- _DATA EXTRACT_
-- START --

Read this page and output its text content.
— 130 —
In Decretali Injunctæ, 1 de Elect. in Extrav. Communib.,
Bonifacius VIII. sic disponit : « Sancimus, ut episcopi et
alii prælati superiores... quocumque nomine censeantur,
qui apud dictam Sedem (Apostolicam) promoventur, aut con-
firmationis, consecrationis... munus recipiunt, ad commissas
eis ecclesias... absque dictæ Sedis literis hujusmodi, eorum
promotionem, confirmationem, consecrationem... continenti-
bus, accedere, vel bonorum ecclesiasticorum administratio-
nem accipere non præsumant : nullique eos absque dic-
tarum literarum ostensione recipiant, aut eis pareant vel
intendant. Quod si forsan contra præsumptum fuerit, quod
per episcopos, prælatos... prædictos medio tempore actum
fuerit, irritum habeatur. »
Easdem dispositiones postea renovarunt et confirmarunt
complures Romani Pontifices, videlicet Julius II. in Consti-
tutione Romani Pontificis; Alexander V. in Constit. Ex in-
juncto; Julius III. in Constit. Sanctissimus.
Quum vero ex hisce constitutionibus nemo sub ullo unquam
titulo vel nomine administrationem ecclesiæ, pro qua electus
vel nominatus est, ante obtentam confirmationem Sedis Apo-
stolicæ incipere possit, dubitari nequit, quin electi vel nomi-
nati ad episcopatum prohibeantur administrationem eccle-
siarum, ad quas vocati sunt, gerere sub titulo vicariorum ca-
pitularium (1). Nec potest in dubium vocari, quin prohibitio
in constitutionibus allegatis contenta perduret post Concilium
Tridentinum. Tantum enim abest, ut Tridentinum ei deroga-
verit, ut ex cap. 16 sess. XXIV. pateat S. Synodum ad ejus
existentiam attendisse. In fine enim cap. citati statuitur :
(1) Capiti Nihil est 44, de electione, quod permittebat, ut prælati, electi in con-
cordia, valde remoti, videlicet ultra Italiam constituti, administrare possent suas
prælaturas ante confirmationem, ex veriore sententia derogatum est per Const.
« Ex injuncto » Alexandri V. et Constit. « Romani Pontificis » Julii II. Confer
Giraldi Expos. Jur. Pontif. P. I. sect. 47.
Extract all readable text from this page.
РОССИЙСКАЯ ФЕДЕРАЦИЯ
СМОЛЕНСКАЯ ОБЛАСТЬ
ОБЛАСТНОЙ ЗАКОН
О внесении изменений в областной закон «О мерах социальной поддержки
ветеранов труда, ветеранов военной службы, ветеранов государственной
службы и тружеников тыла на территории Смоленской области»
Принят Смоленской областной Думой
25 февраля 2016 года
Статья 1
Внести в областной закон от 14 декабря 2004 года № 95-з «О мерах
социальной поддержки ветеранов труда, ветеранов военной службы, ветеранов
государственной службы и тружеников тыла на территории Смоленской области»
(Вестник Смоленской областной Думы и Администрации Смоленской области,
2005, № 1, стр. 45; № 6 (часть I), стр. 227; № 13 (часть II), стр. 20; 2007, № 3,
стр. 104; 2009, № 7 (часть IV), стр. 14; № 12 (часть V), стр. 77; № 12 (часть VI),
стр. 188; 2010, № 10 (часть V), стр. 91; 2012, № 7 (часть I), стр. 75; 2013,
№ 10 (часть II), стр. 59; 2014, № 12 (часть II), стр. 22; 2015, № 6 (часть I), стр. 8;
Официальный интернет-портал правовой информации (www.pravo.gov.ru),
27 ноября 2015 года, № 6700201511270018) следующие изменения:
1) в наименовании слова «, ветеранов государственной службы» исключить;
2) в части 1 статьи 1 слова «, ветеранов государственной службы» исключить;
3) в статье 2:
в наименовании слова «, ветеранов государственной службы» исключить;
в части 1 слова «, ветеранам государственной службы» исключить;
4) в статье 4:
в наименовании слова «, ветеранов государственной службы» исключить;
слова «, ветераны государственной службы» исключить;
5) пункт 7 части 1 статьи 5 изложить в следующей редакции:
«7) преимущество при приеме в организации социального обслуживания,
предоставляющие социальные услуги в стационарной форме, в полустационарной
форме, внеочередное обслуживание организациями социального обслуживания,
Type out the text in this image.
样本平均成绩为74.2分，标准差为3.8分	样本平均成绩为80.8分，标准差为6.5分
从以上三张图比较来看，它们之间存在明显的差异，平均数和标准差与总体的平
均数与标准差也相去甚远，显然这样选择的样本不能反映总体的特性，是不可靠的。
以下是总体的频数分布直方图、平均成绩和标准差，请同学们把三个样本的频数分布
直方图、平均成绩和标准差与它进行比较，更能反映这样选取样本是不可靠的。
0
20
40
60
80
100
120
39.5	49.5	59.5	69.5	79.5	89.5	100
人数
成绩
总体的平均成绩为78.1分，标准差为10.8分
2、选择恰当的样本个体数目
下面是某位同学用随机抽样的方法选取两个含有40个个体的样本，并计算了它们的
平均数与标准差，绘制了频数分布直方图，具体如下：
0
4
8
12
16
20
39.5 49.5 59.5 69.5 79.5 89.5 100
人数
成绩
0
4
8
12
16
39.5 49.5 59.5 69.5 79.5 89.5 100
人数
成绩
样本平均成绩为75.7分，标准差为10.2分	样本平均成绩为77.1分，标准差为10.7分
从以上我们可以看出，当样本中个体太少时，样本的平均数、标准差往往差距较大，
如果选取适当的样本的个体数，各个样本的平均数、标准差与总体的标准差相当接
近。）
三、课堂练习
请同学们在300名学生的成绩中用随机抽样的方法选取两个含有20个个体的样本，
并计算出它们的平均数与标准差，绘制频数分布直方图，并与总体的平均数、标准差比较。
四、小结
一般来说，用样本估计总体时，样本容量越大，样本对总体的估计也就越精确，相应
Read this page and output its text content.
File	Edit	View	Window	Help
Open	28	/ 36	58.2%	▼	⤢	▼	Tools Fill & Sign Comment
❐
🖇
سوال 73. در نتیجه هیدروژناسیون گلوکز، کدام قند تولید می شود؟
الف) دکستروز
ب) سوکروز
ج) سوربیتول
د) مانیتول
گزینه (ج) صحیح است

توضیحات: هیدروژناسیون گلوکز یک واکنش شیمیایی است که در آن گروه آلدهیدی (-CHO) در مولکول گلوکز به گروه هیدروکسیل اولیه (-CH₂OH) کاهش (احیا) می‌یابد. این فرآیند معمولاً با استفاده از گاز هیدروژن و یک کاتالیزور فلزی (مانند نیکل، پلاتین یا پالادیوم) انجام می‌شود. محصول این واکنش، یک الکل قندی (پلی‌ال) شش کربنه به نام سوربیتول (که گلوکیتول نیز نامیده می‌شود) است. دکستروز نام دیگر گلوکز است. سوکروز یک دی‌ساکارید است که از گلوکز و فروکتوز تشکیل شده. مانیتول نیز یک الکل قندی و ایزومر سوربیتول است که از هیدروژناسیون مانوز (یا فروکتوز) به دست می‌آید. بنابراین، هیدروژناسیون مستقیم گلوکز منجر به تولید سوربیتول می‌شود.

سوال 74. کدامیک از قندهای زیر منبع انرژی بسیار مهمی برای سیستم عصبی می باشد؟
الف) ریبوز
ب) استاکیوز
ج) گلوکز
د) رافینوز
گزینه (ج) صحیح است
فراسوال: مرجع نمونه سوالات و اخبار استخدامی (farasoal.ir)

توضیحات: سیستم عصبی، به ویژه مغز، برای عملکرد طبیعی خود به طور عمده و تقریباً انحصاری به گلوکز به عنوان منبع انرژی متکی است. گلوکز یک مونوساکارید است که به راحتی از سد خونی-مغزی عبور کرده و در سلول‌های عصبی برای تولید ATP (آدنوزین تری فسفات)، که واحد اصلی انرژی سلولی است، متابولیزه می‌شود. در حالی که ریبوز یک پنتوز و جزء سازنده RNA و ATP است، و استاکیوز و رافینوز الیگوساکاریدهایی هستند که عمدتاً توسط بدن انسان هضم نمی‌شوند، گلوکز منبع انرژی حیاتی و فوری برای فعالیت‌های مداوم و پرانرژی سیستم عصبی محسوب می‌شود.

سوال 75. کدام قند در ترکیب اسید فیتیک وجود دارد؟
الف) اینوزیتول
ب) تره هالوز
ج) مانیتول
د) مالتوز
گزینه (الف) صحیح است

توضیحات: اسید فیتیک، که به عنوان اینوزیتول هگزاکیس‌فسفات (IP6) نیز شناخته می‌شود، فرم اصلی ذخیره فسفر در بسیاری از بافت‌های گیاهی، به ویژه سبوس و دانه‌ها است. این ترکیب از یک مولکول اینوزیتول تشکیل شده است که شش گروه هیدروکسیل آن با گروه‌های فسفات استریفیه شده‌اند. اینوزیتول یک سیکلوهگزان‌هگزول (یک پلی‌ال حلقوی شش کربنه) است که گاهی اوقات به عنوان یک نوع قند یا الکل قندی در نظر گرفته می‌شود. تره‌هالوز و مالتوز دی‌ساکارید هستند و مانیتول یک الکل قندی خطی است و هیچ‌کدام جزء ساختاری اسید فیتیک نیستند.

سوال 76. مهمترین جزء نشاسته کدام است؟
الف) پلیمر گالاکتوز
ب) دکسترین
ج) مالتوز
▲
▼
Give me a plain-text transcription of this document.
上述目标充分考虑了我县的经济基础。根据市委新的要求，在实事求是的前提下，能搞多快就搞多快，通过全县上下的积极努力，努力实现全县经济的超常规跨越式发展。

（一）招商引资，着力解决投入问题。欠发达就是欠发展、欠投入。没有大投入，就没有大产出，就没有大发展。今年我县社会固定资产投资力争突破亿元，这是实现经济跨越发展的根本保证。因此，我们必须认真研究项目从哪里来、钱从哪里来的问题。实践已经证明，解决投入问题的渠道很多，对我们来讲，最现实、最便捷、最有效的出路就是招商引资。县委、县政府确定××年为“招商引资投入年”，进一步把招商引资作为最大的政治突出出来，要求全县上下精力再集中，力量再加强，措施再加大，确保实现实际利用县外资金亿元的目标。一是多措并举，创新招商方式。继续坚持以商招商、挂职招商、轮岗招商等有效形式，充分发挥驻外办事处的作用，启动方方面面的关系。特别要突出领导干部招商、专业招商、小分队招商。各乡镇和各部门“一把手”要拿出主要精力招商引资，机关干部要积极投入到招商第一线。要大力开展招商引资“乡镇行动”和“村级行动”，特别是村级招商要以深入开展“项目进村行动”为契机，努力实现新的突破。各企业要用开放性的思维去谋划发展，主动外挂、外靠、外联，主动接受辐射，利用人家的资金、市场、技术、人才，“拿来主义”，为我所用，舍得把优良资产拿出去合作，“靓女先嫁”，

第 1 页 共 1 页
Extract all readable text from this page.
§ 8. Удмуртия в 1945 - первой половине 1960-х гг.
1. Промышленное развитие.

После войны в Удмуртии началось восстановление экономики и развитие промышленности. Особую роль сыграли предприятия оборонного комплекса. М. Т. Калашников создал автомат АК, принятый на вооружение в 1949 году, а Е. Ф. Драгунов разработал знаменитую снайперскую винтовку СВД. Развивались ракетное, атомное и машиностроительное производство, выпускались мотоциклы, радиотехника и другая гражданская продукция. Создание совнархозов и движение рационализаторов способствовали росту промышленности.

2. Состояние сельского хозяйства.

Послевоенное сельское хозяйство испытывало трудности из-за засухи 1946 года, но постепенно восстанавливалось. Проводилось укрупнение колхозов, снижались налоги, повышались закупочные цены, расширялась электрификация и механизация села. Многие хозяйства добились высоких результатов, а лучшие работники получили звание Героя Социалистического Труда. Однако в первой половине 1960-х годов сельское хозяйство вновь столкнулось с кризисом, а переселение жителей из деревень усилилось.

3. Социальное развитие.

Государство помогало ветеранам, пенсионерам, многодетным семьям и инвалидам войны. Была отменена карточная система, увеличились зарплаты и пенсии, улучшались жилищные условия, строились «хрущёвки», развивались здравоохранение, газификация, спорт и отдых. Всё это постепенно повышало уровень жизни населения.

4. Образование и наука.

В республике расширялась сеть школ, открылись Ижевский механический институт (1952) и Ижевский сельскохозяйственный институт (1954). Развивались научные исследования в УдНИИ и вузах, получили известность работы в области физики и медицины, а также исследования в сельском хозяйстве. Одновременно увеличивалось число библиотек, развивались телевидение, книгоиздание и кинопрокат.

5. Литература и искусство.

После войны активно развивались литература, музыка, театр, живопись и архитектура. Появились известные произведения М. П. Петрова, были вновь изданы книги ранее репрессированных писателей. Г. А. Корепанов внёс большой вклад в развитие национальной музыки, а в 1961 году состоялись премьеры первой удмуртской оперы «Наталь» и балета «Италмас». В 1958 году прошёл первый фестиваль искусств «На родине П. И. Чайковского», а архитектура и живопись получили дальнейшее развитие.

-- END --

- _PROBLEM STATEMENT_
Report how many lines of the data contain the word "хозяйства", using the number alone.

- _ANSWER TO THE TASK_
2